▶ Exercise objective:
Copy out the lines that have "heading" in them.

▶ Data listing:

----------

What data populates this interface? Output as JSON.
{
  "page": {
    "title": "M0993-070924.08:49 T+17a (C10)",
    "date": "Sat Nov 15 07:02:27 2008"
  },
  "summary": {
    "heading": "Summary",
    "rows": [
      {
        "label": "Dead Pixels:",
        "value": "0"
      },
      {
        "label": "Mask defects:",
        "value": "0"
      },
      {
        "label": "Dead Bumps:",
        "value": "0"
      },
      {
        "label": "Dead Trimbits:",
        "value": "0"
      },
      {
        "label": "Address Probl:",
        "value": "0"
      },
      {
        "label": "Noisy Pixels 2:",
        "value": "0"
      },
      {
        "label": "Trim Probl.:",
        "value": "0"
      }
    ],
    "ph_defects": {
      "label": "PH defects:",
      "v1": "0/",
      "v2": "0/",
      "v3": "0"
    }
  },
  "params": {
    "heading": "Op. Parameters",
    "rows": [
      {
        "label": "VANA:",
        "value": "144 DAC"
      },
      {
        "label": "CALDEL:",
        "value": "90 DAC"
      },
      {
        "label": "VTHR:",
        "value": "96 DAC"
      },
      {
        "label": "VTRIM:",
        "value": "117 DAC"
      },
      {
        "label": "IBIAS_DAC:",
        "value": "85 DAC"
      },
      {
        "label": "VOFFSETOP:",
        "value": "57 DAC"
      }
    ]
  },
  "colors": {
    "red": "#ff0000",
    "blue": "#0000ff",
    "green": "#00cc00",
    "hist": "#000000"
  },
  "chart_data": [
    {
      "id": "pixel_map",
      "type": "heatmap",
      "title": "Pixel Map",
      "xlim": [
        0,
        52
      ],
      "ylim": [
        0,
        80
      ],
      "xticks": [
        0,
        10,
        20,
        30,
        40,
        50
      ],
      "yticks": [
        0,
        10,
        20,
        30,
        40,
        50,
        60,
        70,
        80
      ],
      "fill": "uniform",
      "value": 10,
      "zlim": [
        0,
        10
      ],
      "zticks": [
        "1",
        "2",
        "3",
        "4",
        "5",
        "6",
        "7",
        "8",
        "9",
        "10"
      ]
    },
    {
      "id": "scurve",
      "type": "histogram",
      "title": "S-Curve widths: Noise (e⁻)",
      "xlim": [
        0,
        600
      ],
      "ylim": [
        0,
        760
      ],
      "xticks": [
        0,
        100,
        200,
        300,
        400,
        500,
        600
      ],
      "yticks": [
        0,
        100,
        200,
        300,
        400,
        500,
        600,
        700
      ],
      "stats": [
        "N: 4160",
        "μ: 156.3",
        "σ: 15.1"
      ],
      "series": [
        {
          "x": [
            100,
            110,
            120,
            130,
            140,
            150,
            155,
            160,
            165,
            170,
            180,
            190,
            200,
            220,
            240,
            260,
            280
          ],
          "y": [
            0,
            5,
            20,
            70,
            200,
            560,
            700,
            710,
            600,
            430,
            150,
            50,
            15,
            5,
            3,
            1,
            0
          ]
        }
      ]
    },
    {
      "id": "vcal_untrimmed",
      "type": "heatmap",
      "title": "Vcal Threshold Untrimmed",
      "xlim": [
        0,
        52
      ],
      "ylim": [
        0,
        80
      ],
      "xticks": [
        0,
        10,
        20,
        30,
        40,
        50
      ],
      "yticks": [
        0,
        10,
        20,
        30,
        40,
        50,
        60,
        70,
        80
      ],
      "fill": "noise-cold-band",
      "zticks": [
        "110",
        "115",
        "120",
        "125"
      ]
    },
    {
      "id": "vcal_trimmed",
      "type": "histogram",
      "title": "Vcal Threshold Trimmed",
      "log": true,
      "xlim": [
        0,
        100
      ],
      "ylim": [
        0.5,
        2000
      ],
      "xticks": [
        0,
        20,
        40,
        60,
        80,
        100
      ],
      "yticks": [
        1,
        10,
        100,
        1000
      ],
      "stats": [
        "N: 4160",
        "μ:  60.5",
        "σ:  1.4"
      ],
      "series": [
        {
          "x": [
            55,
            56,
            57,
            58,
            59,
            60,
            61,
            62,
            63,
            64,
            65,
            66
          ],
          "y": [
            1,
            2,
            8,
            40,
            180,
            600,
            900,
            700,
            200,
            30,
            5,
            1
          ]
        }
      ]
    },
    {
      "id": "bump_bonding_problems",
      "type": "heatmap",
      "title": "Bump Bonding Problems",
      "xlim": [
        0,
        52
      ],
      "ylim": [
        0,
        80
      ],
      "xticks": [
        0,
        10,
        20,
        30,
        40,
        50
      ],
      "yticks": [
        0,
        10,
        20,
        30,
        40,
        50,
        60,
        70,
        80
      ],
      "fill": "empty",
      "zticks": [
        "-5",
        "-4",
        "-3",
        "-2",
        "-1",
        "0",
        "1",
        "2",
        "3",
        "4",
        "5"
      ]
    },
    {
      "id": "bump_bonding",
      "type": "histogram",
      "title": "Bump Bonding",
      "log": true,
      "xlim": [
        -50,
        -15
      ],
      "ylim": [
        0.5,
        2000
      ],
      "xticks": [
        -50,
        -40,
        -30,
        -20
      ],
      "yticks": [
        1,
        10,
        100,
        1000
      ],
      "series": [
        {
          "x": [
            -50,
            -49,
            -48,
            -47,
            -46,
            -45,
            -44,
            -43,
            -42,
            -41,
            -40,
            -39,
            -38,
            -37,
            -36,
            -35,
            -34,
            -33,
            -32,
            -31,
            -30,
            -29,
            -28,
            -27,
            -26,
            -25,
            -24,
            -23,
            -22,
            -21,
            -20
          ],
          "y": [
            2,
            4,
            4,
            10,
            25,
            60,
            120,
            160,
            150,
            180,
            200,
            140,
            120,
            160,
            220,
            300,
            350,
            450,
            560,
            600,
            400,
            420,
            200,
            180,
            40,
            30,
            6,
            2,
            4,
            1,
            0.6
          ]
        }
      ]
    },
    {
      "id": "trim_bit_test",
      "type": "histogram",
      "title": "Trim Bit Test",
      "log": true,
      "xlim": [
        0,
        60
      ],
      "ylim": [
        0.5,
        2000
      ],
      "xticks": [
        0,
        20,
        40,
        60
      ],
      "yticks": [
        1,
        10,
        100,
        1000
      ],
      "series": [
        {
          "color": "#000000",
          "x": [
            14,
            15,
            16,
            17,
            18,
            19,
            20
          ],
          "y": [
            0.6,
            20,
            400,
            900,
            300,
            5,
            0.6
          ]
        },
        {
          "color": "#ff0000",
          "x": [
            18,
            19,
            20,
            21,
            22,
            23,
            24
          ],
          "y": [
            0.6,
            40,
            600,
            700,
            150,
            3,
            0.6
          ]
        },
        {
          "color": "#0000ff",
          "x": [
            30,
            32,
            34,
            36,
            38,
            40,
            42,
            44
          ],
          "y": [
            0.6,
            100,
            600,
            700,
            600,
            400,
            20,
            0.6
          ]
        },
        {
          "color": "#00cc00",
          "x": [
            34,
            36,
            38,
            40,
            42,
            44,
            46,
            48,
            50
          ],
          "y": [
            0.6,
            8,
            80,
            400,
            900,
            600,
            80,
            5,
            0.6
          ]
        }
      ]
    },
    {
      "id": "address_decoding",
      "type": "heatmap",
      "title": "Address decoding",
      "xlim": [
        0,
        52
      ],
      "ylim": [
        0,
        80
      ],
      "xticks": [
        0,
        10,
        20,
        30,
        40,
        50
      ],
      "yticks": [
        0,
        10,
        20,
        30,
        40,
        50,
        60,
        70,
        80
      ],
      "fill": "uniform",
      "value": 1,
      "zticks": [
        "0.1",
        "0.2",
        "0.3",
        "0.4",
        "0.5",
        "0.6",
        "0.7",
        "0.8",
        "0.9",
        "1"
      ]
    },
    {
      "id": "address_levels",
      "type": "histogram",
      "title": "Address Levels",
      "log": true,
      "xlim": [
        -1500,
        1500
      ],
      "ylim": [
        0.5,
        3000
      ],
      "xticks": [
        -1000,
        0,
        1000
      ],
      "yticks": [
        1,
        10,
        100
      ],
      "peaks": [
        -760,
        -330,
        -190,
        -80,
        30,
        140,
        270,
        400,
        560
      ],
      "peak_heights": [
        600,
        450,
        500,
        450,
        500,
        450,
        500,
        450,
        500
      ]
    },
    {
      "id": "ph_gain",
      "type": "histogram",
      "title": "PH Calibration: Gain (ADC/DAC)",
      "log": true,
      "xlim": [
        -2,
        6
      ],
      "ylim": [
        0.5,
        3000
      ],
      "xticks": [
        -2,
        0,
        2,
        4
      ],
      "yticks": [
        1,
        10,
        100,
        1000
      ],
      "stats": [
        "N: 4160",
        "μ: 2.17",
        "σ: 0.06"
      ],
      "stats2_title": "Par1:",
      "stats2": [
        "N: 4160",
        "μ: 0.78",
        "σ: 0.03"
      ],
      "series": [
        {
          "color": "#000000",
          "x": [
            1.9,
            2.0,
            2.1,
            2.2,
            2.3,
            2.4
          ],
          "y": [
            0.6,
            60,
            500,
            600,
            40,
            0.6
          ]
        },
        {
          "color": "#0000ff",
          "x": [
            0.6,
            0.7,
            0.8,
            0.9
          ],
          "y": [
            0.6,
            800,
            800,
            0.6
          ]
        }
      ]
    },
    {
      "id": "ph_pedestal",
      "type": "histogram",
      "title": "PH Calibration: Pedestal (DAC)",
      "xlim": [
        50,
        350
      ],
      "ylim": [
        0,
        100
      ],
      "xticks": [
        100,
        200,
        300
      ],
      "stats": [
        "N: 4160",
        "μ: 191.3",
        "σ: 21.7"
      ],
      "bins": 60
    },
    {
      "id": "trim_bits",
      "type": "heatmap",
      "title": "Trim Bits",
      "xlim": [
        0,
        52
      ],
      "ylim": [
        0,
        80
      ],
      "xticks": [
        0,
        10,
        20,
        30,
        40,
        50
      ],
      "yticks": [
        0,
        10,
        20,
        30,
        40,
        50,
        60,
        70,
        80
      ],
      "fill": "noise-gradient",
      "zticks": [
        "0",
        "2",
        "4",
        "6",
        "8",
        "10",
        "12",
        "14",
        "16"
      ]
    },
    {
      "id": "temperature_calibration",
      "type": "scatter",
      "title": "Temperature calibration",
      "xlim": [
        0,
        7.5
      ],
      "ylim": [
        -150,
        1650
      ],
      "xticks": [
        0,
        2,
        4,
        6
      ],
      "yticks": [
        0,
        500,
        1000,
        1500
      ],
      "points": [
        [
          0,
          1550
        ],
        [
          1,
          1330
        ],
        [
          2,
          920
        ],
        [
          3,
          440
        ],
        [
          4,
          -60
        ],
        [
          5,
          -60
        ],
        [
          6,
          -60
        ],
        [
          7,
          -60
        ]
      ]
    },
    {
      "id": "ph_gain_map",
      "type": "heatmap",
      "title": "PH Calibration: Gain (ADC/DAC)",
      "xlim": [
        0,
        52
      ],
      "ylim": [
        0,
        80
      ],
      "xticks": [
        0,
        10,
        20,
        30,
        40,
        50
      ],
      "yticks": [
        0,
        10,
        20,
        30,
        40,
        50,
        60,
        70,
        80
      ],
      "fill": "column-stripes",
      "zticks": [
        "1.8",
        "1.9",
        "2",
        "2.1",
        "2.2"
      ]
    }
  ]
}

----------

▶ Solution for this exercise:
    "heading": "Summary",
    "heading": "Op. Parameters",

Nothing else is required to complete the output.